Locate every line in the material below that has the word "type". Copy each of those lines.

::::::::::

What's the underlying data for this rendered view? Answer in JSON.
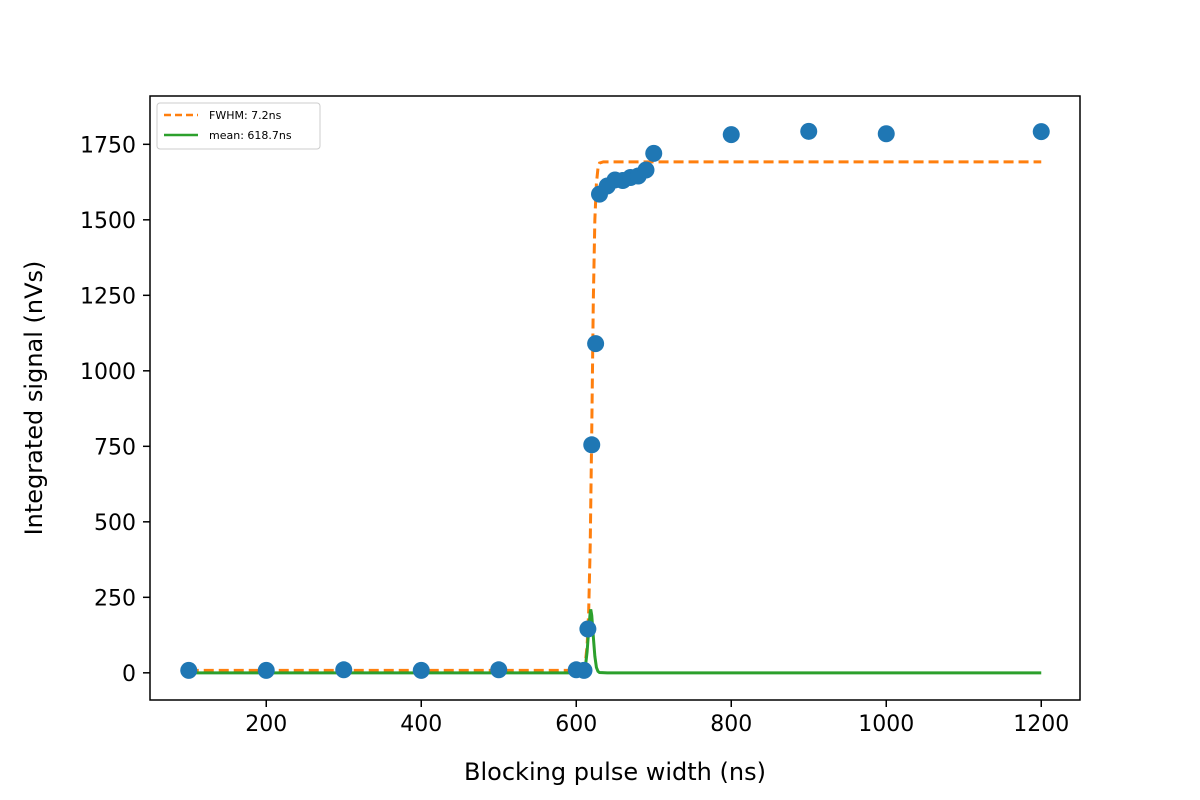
{
  "chart_data": {
    "type": "scatter",
    "title": "",
    "xlabel": "Blocking pulse width (ns)",
    "ylabel": "Integrated signal (nVs)",
    "xlim": [
      50,
      1250
    ],
    "ylim": [
      -90,
      1910
    ],
    "x_ticks": [
      200,
      400,
      600,
      800,
      1000,
      1200
    ],
    "y_ticks": [
      0,
      250,
      500,
      750,
      1000,
      1250,
      1500,
      1750
    ],
    "grid": false,
    "legend_position": "top-left",
    "series": [
      {
        "type": "scatter",
        "color": "#1f77b4",
        "x": [
          100,
          200,
          300,
          400,
          500,
          600,
          610,
          615,
          620,
          625,
          630,
          640,
          650,
          660,
          670,
          680,
          690,
          700,
          800,
          900,
          1000,
          1200
        ],
        "y": [
          8,
          8,
          10,
          8,
          10,
          10,
          8,
          145,
          755,
          1090,
          1585,
          1612,
          1632,
          1630,
          1640,
          1645,
          1665,
          1720,
          1782,
          1793,
          1785,
          1792
        ]
      },
      {
        "name": "FWHM: 7.2ns",
        "type": "line",
        "style": "dashed",
        "color": "#ff7f0e",
        "x": [
          100,
          600,
          605,
          610,
          612,
          614,
          616,
          618,
          620,
          622,
          624,
          626,
          628,
          630,
          635,
          640,
          700,
          800,
          1200
        ],
        "y": [
          8,
          8,
          10,
          20,
          40,
          90,
          200,
          420,
          800,
          1230,
          1500,
          1620,
          1670,
          1688,
          1692,
          1692,
          1692,
          1692,
          1692
        ]
      },
      {
        "name": "mean: 618.7ns",
        "type": "line",
        "style": "solid",
        "color": "#2ca02c",
        "x": [
          100,
          600,
          605,
          610,
          612,
          614,
          616,
          618,
          618.7,
          620,
          622,
          624,
          626,
          628,
          630,
          640,
          1200
        ],
        "y": [
          0,
          0,
          1,
          7,
          25,
          70,
          140,
          200,
          210,
          190,
          120,
          55,
          18,
          5,
          1,
          0,
          0
        ]
      }
    ]
  }
}
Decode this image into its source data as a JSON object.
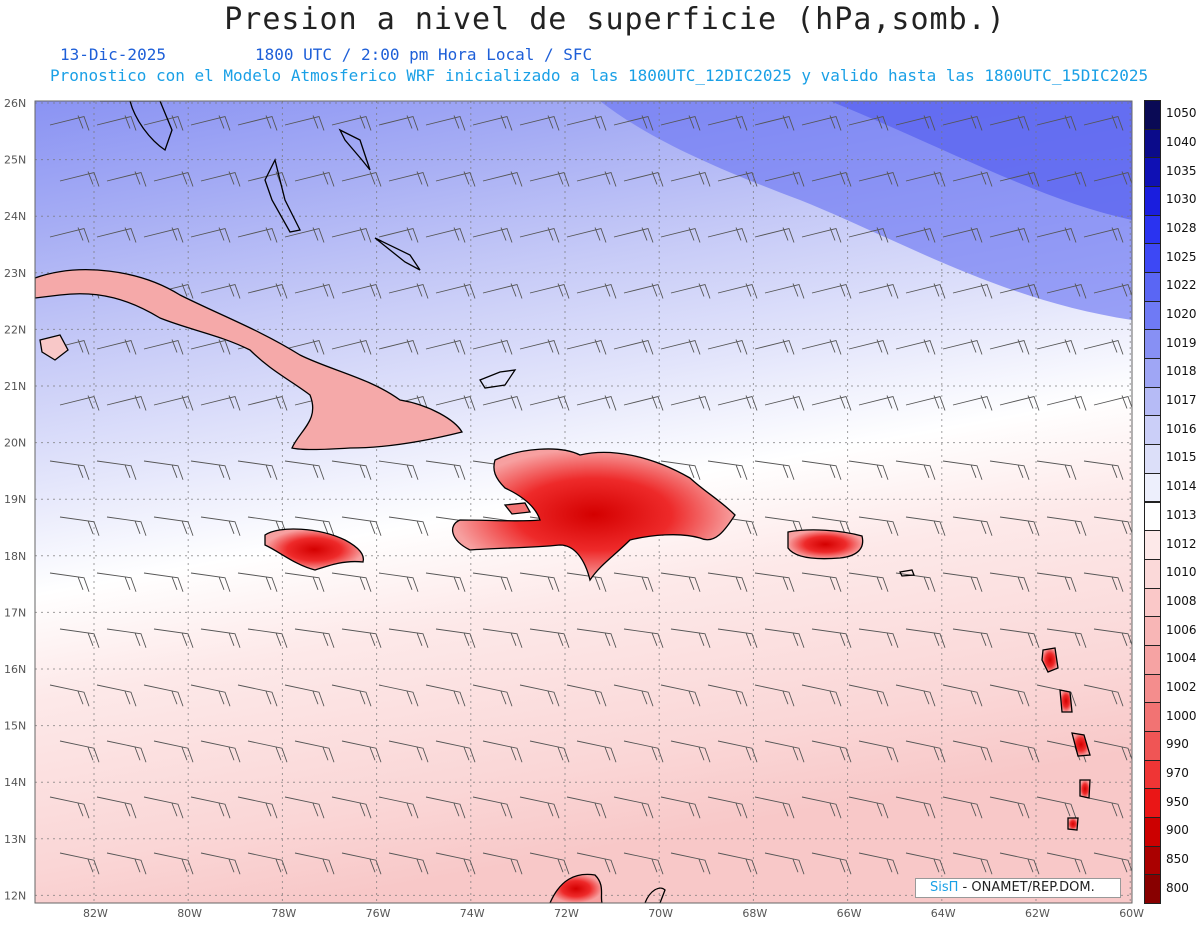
{
  "header": {
    "title": "Presion a nivel de superficie (hPa,somb.)",
    "date": "13-Dic-2025",
    "time_line": "1800 UTC / 2:00 pm Hora Local / SFC",
    "run_line": "Pronostico con el Modelo Atmosferico WRF inicializado a las 1800UTC_12DIC2025 y valido hasta las  1800UTC_15DIC2025"
  },
  "map": {
    "lat_labels": [
      "26N",
      "25N",
      "24N",
      "23N",
      "22N",
      "21N",
      "20N",
      "19N",
      "18N",
      "17N",
      "16N",
      "15N",
      "14N",
      "13N",
      "12N"
    ],
    "lon_labels": [
      "82W",
      "80W",
      "78W",
      "76W",
      "74W",
      "72W",
      "70W",
      "68W",
      "66W",
      "64W",
      "62W",
      "60W"
    ],
    "landmasses": [
      "Florida",
      "Bahamas",
      "Cuba",
      "Jamaica",
      "Haiti",
      "Republica Dominicana",
      "Puerto Rico",
      "Antillas Menores",
      "Venezuela"
    ]
  },
  "legend": {
    "levels": [
      "1050",
      "1040",
      "1035",
      "1030",
      "1028",
      "1025",
      "1022",
      "1020",
      "1019",
      "1018",
      "1017",
      "1016",
      "1015",
      "1014",
      "1013",
      "1012",
      "1010",
      "1008",
      "1006",
      "1004",
      "1002",
      "1000",
      "990",
      "970",
      "950",
      "900",
      "850",
      "800"
    ],
    "colors": [
      "#0a0a55",
      "#0b0b8a",
      "#0f10b4",
      "#1a1ede",
      "#2a33f0",
      "#3d48f5",
      "#5a66f4",
      "#6f7af5",
      "#8790f4",
      "#9fa6f5",
      "#b6bbf6",
      "#cbcff8",
      "#dcdff9",
      "#edeffc",
      "#ffffff",
      "#fde9e9",
      "#fbd9d9",
      "#fac8c8",
      "#f8b6b6",
      "#f6a3a3",
      "#f48d8d",
      "#f27373",
      "#f05555",
      "#ef3535",
      "#ea1616",
      "#cc0000",
      "#aa0000",
      "#880000"
    ]
  },
  "credit": {
    "brand": "SisΠ",
    "org": " - ONAMET/REP.DOM."
  }
}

::::::::::

## Exercise solution
    "type": "scatter",
        "type": "scatter",
        "type": "line",
        "type": "line",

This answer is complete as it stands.